_YOUR OBJECTIVE_: Could you rewrite the Barry McGee exhibition review from "Barry McGee at" up to and including "Pacific Film Archive.", swapping "Boston" for "Cambridge" each time it occurs?

_READING PASSAGE_:
Barry McGee at the ICA/Boston

Photo by Chase Elliott Clark
Photo by Chase Elliott Clark

Earlier this month, I visited the Institute of Contemporary Art/Boston for the opening of Barry McGee, a retrospective of McGee’s work that had come to Boston after first being shown last summer in Berkley, California at the Berkeley Art Museum and Pacific Film Archive.

falco 2
Photo by Pat Falco

Barry McGee is a mid-career retrospective and the most extensive museum exhibition of McGee’s career to date. This version of Barry McGee is somewhat smaller than the version in Berkley, and so a few large works are not included, but this version also included a few pieces that were not seen at Berkley, more specifically work by Boston artists and graffiti writers and a bit of new work by McGee. Since the exhibition is a retrospective, Barry McGee includes sculptures, paintings, drawings, zines, ephemera, etchings and video works by McGee from the early 1990’s all the way through to 2012, although even the old work is not quite the same as it once was because McGee likes to rearrange his old work into new configurations and shapes whenever possible. In addition to work by McGee, there were artworks and ephemera by about a dozen other artists whom McGee included in the show. It is not quite an official part of the show, ICA adjunct curator Pedro Alonzo also arranged for McGee to paint a mural on the back of Boston’s House of Blues theater. Despite the title, the show seems to be an effort by McGee to take advantage of his position as a “museum-ready artist” by bringing the work of his friends into the museum galleries too and to highlight the significance of the kind of graffiti that many people find ugly and undesirable.

Photo by Chase Elliot
Photo by Chase Elliot Clark

In Ben Valentine’s review on Hyperallergic of the Berkley version of Barry McGee, Valentine completely missed the mark and misunderstood McGee’s work and what was going on in the show. Valentine repeatedly refers to McGee as a “street artist” or his work as “street art”, a mistake that was made in some of the Boston press as well, perhaps because street artist is a more institutionally acceptable term than the much more accurate “graffiti artist” or “graffiti writer”. Valentine also claimed that there were sculptures all around the show of McGee tagging walls, and suggested that this might be some sort of mid-life crisis/street-cred proving move by McGee to show that he is still authentic. In fact, practically the opposite is true. Those sculptures actually depict McGee’s assistant Josh Lozcano and help to point out that McGee is older and that he is not longer as directly as involved in the culture he grew up in as he might like to be, whereas Lozcano is from a slightly younger generation and continued on as an active and accomplished writer long after McGee went into his current stage of semi-retirement.

_DATA SEGMENT_:
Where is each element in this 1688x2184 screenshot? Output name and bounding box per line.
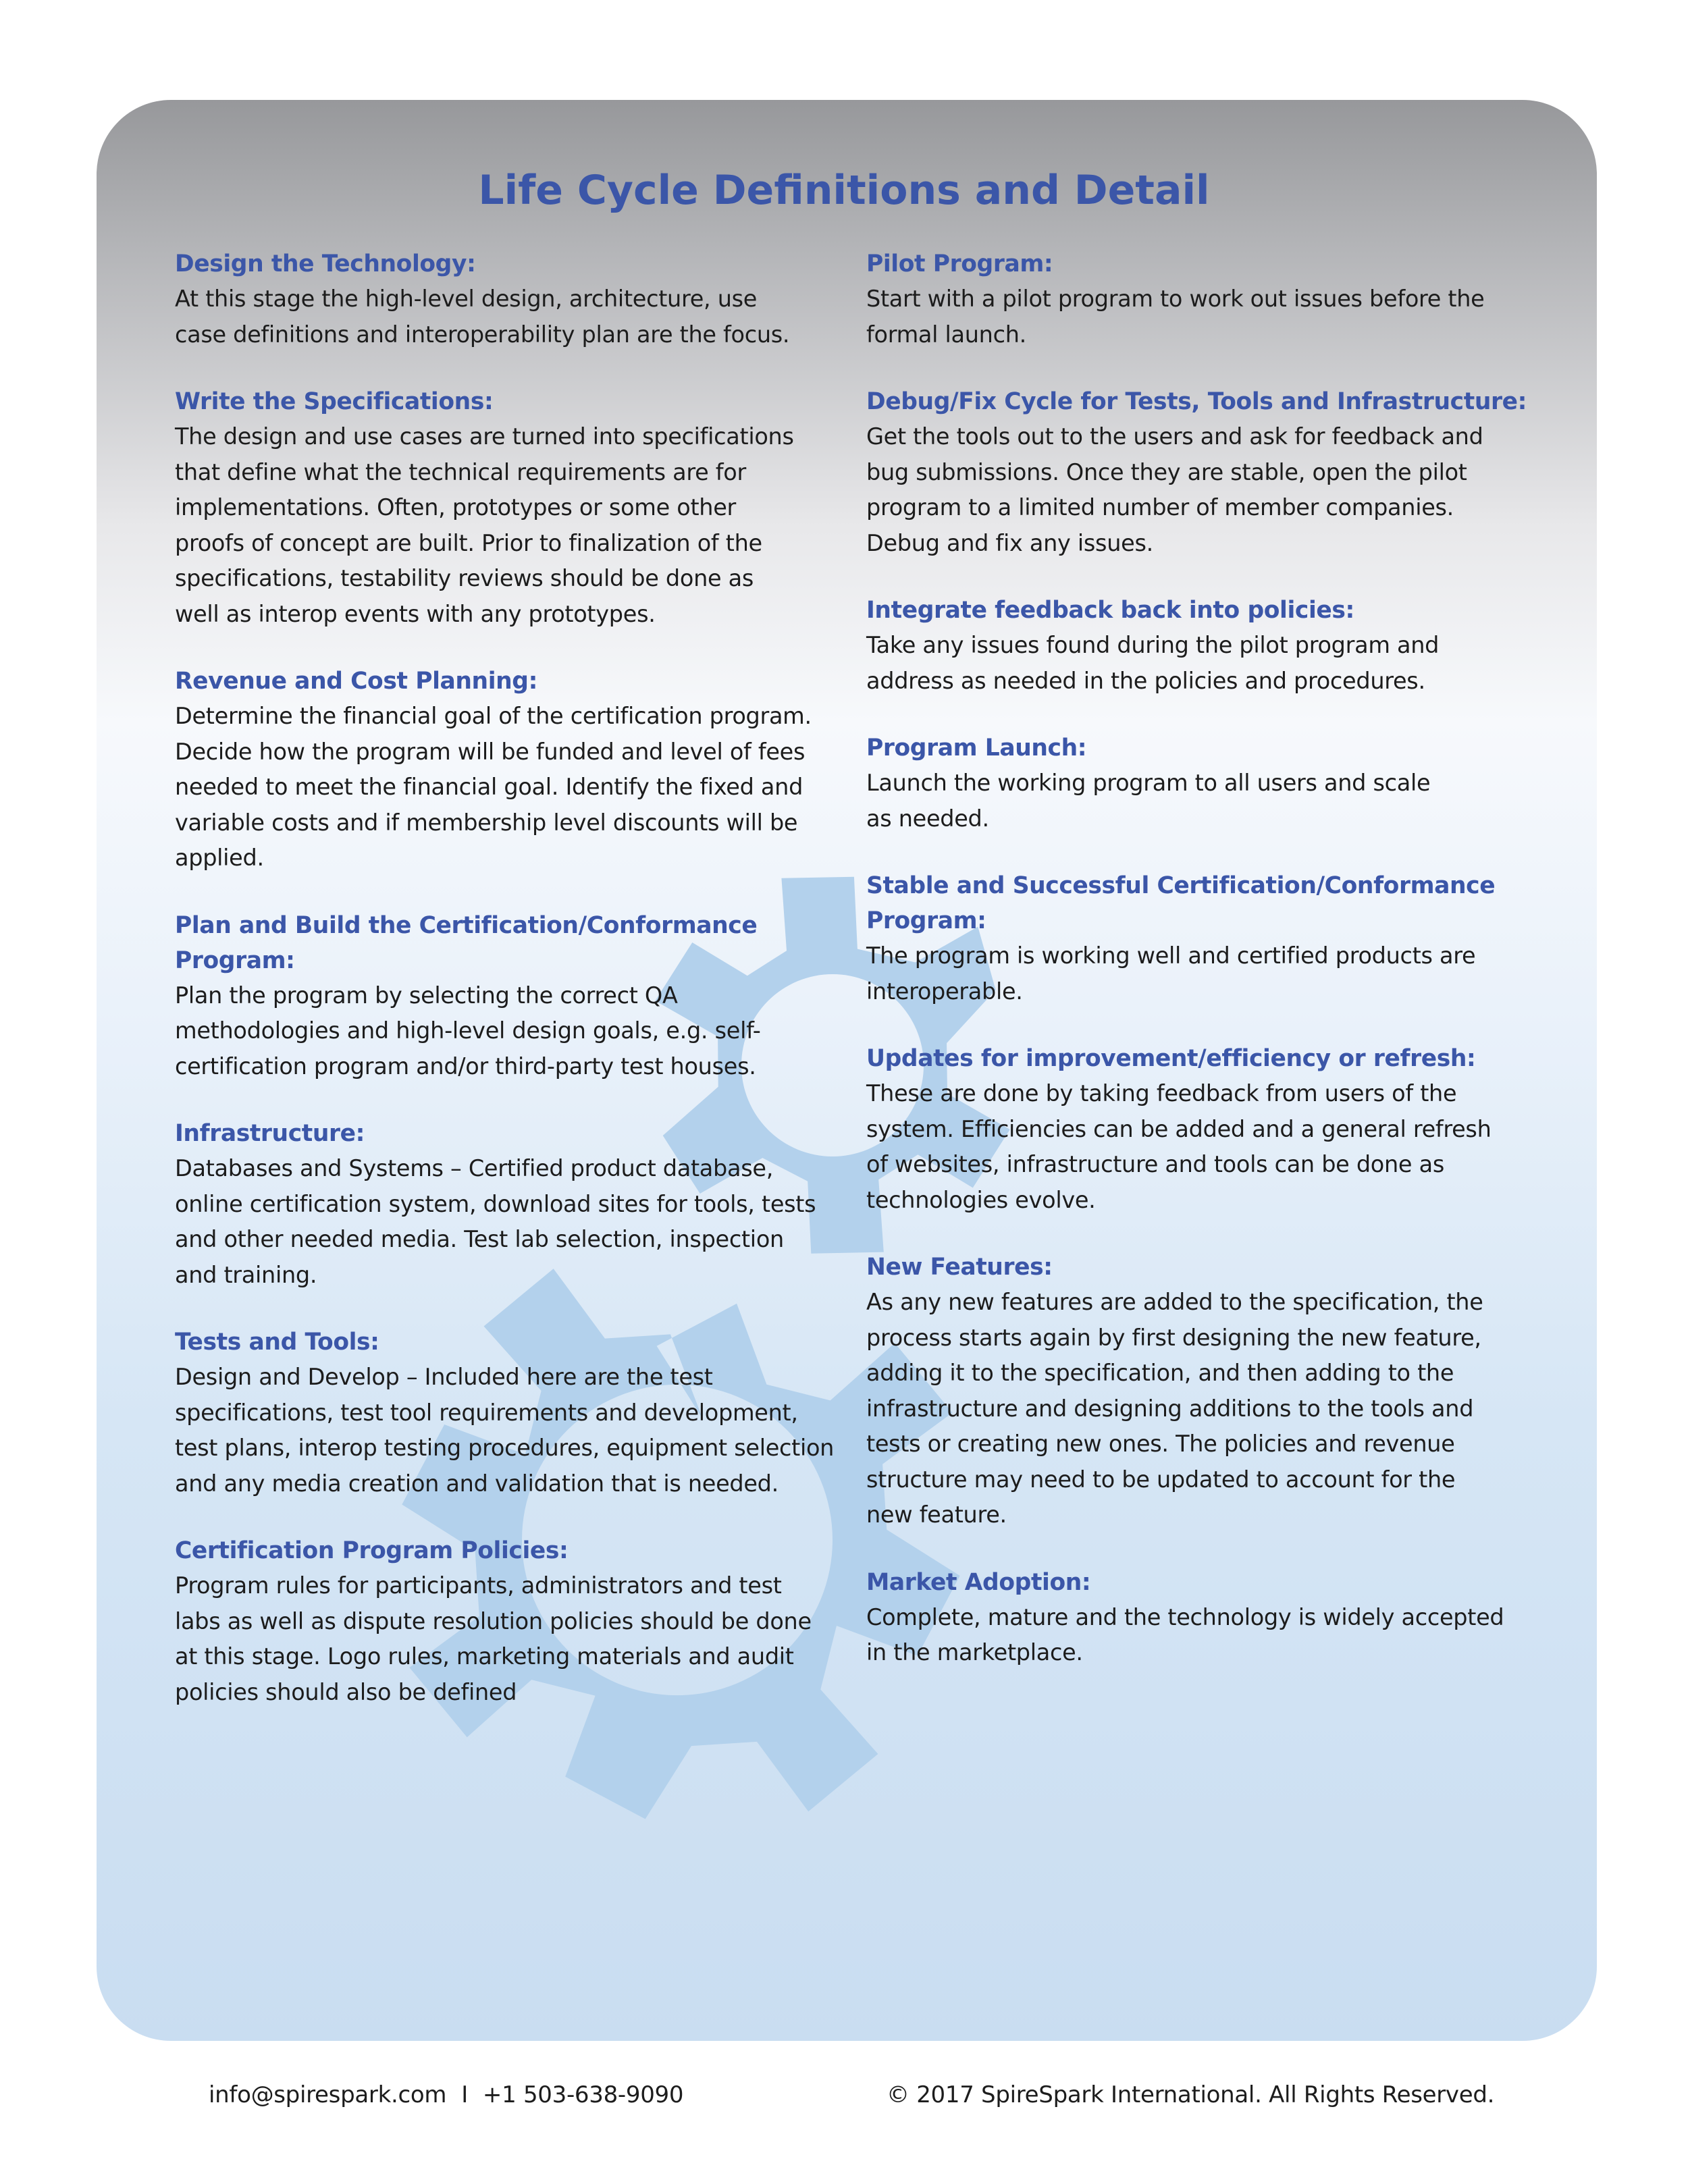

_PROBLEM SOLUTION_:
Barry McGee at the ICA/Cambridge

Photo by Chase Elliott Clark
Photo by Chase Elliott Clark

Earlier this month, I visited the Institute of Contemporary Art/Cambridge for the opening of Barry McGee, a retrospective of McGee’s work that had come to Cambridge after first being shown last summer in Berkley, California at the Berkeley Art Museum and Pacific Film Archive.